REQUIRED WORK
In the records that follow, locate every line with "wenig" and extract it.

[Start]

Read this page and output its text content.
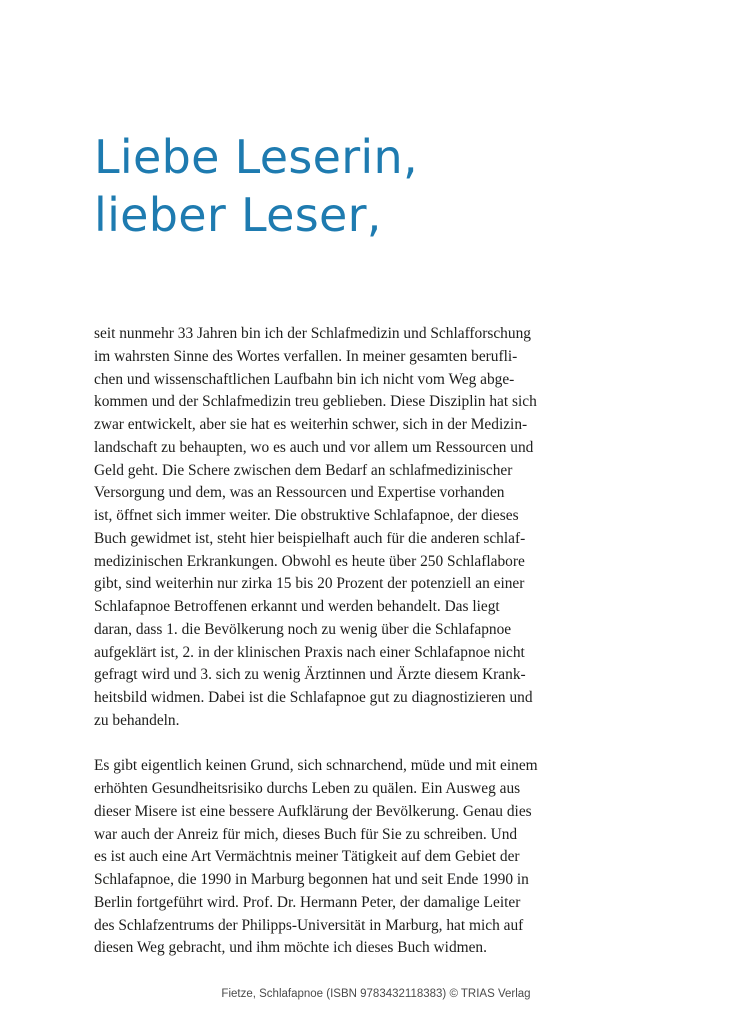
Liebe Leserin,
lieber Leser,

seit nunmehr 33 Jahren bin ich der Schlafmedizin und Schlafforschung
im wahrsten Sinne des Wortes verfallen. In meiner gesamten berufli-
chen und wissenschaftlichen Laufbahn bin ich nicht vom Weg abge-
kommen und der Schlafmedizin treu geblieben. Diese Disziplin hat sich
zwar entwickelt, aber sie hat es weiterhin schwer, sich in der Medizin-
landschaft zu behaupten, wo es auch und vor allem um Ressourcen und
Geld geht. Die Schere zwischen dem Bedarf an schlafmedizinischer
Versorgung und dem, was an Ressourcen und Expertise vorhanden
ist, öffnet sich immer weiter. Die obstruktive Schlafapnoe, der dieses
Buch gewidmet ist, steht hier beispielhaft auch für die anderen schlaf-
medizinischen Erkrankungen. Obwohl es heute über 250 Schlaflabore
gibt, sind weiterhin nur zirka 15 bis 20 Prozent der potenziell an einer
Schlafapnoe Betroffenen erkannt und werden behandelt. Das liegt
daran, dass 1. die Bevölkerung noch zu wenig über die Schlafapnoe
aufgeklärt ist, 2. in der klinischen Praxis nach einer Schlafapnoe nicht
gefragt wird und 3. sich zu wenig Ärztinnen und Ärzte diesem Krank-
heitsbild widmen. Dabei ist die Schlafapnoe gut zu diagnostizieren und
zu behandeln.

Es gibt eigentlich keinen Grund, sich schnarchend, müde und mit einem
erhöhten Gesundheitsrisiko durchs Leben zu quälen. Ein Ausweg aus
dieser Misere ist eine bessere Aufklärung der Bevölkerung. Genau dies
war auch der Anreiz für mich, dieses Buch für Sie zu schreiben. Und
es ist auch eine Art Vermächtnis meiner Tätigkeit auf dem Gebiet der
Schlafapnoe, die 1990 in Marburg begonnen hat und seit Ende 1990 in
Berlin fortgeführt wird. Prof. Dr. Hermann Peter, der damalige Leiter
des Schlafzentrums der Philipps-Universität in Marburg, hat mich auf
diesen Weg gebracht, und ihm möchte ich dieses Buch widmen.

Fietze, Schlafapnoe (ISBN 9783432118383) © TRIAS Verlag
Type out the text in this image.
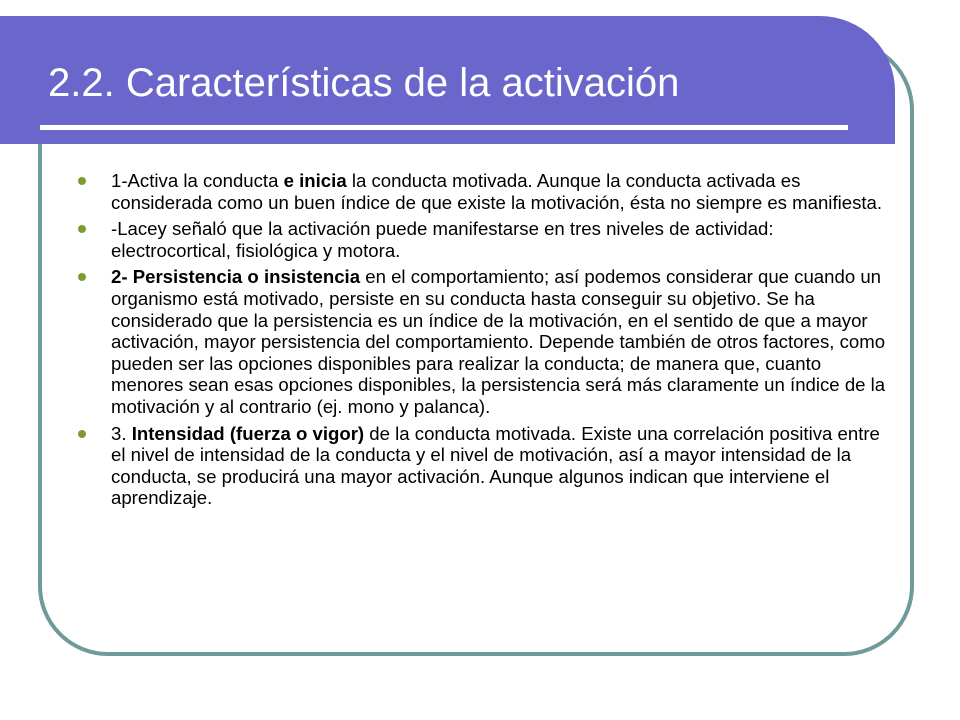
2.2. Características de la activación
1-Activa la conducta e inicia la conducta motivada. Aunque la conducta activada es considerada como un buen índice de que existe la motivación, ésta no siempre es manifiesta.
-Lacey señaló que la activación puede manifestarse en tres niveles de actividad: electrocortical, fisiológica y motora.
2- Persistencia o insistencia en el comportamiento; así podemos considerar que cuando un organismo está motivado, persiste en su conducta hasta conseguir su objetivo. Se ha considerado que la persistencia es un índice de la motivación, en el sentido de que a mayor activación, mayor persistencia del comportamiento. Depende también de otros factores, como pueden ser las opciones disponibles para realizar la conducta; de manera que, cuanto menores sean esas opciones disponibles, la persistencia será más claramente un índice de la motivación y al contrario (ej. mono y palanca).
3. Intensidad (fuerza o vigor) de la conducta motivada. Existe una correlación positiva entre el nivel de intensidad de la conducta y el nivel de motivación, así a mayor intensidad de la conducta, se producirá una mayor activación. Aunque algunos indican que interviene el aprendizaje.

[End]

TASK SOLUTION
daran, dass 1. die Bevölkerung noch zu wenig über die Schlafapnoe
gefragt wird und 3. sich zu wenig Ärztinnen und Ärzte diesem Krank-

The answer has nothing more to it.